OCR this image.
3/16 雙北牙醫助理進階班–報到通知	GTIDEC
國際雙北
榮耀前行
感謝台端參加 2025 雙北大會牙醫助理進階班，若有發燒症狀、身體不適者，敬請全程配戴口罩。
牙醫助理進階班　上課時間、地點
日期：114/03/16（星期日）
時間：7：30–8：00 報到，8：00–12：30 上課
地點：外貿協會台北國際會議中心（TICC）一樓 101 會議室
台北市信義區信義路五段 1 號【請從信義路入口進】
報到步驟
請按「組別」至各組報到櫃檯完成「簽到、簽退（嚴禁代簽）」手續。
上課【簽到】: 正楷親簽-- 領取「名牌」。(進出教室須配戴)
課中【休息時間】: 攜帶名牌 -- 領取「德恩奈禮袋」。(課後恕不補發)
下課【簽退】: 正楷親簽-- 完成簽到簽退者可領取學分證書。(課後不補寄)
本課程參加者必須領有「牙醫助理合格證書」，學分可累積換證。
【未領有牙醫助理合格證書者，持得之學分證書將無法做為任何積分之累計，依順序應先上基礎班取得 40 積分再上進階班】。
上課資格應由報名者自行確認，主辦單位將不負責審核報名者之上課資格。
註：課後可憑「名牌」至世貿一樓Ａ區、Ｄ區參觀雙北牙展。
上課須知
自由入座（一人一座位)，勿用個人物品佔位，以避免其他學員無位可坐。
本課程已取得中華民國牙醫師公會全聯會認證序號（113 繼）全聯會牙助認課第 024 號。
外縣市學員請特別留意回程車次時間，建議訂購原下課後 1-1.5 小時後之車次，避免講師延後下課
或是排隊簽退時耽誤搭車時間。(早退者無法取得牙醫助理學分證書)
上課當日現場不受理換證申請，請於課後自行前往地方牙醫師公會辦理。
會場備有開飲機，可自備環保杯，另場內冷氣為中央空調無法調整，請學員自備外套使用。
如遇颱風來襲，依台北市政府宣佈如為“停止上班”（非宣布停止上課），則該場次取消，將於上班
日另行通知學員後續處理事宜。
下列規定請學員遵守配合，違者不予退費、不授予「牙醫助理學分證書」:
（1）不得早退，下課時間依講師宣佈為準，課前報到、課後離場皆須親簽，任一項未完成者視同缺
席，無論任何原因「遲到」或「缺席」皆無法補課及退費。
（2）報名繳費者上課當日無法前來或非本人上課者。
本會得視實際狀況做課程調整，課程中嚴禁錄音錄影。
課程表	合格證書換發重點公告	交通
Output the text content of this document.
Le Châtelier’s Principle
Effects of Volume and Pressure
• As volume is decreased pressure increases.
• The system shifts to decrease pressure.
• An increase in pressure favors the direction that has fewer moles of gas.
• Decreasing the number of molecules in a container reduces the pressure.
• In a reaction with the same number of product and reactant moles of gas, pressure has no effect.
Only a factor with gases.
----------------
(Instruction): Report every line containing the word "with" from the listing above.

(In response):
• In a reaction with the same number of product and reactant moles of gas, pressure has no effect.
Only a factor with gases.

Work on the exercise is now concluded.